Go through the listing and return every line with "would" in it.
================================
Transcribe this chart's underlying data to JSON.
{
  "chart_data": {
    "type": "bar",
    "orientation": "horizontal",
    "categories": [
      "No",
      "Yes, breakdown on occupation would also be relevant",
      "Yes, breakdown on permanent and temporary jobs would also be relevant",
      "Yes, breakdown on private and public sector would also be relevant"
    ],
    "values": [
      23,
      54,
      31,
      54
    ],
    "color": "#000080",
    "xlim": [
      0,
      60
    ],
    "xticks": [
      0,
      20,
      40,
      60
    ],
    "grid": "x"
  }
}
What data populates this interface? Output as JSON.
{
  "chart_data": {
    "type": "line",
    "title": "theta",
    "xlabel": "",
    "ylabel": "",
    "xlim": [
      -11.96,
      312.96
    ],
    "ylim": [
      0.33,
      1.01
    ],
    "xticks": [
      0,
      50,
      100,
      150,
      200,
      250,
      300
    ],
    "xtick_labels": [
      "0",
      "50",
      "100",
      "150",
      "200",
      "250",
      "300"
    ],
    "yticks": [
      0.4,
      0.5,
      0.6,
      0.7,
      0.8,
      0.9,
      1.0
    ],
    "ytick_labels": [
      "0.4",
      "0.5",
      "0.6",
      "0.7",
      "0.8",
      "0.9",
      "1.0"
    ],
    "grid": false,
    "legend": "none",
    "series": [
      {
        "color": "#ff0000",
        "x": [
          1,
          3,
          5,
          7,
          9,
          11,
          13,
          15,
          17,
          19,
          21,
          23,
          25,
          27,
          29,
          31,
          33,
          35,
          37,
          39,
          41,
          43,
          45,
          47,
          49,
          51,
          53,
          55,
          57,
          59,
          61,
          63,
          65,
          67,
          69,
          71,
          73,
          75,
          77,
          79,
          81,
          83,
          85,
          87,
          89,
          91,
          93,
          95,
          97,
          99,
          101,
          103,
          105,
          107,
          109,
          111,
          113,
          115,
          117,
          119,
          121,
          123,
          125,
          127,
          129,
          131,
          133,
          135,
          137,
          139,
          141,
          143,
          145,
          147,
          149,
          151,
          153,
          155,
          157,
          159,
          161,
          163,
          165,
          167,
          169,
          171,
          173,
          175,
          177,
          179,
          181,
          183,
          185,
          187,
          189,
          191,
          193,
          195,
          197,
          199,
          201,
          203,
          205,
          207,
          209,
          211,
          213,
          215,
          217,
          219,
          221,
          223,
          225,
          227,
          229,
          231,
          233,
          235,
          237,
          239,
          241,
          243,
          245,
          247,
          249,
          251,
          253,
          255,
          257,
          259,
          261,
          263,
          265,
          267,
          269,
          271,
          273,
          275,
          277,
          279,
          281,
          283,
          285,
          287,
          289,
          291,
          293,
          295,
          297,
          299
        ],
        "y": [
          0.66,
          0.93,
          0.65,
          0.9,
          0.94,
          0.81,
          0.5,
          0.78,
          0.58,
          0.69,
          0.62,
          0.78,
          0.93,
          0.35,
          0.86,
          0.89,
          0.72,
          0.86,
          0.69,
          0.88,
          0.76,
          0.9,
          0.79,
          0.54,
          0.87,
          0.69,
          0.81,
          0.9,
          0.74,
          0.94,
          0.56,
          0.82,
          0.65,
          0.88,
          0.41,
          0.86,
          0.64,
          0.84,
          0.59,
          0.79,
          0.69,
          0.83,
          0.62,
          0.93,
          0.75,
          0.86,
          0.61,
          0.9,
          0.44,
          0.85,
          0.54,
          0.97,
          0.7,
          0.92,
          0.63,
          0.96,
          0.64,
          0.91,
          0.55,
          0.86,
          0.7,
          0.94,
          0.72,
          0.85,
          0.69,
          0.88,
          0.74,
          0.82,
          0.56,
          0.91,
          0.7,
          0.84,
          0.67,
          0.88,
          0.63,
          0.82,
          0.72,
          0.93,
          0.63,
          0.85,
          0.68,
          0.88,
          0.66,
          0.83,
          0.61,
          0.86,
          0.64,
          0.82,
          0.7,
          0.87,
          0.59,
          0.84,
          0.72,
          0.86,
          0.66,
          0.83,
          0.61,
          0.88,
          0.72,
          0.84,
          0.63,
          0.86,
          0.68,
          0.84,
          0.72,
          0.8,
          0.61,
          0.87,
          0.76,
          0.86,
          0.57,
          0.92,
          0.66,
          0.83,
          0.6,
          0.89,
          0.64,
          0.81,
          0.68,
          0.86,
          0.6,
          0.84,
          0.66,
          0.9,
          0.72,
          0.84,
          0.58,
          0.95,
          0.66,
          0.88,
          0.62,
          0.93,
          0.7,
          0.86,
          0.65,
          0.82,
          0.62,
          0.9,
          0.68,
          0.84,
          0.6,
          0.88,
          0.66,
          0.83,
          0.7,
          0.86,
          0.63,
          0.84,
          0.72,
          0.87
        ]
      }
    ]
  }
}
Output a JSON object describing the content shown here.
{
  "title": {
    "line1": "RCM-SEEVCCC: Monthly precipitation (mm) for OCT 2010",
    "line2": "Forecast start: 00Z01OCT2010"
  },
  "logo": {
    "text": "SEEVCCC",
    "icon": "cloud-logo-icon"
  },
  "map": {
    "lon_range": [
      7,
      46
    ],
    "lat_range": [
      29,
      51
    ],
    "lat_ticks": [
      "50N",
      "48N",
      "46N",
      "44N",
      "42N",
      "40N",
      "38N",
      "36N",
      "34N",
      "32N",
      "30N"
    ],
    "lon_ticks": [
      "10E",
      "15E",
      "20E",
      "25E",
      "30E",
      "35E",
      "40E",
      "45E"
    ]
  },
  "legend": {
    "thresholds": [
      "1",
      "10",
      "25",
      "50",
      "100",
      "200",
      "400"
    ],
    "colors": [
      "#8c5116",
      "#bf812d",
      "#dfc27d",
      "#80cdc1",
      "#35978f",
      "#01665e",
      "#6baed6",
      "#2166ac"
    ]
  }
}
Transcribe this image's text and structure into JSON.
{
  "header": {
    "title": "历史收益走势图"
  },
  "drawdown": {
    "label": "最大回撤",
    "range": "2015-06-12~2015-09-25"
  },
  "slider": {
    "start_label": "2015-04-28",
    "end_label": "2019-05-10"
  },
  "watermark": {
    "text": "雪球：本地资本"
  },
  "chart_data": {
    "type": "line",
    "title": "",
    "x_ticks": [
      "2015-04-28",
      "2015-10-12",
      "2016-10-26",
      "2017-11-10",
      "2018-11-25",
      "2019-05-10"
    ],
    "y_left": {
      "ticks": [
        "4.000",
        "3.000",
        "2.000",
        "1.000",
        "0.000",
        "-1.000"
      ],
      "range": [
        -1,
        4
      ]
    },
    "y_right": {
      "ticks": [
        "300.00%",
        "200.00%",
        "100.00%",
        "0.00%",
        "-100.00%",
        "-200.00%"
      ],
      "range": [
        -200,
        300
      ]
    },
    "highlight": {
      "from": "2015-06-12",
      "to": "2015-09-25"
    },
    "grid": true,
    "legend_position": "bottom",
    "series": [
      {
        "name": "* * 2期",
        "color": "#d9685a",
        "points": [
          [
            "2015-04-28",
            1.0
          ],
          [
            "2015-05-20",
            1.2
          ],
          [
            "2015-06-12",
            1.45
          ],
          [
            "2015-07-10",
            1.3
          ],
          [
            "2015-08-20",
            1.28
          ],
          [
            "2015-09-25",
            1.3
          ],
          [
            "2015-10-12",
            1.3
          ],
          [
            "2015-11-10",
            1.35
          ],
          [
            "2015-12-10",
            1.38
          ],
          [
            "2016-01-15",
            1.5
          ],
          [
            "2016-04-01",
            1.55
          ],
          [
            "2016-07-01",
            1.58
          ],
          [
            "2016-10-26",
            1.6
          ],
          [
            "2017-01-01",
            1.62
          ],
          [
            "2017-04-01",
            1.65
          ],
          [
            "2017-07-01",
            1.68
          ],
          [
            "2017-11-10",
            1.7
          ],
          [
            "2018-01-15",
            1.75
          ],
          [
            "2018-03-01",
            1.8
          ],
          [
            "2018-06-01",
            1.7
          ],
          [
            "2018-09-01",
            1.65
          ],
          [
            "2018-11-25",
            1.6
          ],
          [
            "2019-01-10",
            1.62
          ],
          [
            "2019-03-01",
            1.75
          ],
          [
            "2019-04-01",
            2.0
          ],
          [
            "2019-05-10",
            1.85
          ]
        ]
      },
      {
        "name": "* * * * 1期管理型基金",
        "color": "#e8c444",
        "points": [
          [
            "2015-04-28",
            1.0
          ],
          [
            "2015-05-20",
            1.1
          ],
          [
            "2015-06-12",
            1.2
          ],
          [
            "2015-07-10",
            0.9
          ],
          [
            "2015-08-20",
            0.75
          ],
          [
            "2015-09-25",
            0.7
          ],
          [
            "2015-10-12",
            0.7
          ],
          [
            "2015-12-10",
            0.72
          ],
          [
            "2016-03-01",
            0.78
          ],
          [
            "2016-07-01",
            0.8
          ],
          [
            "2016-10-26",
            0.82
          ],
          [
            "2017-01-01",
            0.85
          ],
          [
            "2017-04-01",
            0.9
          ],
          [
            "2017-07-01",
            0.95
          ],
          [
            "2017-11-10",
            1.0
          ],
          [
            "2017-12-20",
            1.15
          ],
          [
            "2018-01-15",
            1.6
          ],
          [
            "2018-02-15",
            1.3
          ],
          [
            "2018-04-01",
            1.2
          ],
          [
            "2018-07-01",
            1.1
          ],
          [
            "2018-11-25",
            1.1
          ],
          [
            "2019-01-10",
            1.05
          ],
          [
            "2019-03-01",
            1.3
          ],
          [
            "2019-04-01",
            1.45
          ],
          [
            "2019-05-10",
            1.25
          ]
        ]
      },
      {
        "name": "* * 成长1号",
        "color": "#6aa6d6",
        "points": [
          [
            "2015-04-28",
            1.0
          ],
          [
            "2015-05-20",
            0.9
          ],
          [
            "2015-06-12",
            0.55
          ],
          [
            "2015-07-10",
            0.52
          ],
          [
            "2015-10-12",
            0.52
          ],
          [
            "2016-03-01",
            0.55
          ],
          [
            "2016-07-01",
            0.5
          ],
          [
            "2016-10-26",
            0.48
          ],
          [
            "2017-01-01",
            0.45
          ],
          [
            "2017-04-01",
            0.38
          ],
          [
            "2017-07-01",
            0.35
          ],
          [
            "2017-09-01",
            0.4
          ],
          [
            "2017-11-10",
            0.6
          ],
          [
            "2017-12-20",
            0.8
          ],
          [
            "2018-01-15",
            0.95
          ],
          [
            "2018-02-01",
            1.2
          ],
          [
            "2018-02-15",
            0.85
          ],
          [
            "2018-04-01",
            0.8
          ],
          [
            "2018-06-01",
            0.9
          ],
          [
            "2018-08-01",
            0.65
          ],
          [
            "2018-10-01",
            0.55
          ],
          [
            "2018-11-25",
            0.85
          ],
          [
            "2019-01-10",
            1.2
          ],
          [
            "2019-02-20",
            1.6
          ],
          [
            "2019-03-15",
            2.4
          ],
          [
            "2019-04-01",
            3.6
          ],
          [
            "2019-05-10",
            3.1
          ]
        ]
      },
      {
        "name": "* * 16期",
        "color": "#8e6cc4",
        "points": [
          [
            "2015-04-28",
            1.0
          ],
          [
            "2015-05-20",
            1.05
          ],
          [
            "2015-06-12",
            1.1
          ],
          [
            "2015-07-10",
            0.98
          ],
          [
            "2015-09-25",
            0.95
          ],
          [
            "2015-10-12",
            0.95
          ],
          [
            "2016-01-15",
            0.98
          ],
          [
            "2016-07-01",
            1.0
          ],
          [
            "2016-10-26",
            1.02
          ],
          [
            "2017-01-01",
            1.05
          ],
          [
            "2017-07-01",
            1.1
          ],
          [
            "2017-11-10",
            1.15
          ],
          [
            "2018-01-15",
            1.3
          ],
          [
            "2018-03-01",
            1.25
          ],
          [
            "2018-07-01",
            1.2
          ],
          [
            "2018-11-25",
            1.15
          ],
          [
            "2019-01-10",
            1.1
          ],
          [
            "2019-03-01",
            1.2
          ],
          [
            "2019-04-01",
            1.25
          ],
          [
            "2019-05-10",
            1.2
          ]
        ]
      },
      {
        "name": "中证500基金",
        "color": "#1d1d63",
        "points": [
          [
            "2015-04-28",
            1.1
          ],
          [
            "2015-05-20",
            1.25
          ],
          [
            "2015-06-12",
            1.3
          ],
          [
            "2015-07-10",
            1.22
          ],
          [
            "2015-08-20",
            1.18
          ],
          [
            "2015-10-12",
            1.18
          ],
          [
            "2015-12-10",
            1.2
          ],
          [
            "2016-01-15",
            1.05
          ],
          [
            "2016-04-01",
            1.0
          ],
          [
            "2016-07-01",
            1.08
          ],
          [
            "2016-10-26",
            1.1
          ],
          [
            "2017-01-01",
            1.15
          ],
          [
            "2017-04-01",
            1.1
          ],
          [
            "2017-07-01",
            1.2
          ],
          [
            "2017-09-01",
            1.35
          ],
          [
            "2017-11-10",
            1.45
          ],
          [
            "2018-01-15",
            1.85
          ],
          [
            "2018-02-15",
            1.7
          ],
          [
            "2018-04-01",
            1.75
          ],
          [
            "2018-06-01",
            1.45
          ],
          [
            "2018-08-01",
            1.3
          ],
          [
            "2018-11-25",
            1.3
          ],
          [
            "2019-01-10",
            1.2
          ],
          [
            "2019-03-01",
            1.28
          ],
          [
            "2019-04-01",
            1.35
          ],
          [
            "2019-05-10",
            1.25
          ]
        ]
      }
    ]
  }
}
================================
**EXERCISE ANSWER**
      "Yes, breakdown on occupation would also be relevant",
      "Yes, breakdown on permanent and temporary jobs would also be relevant",
      "Yes, breakdown on private and public sector would also be relevant"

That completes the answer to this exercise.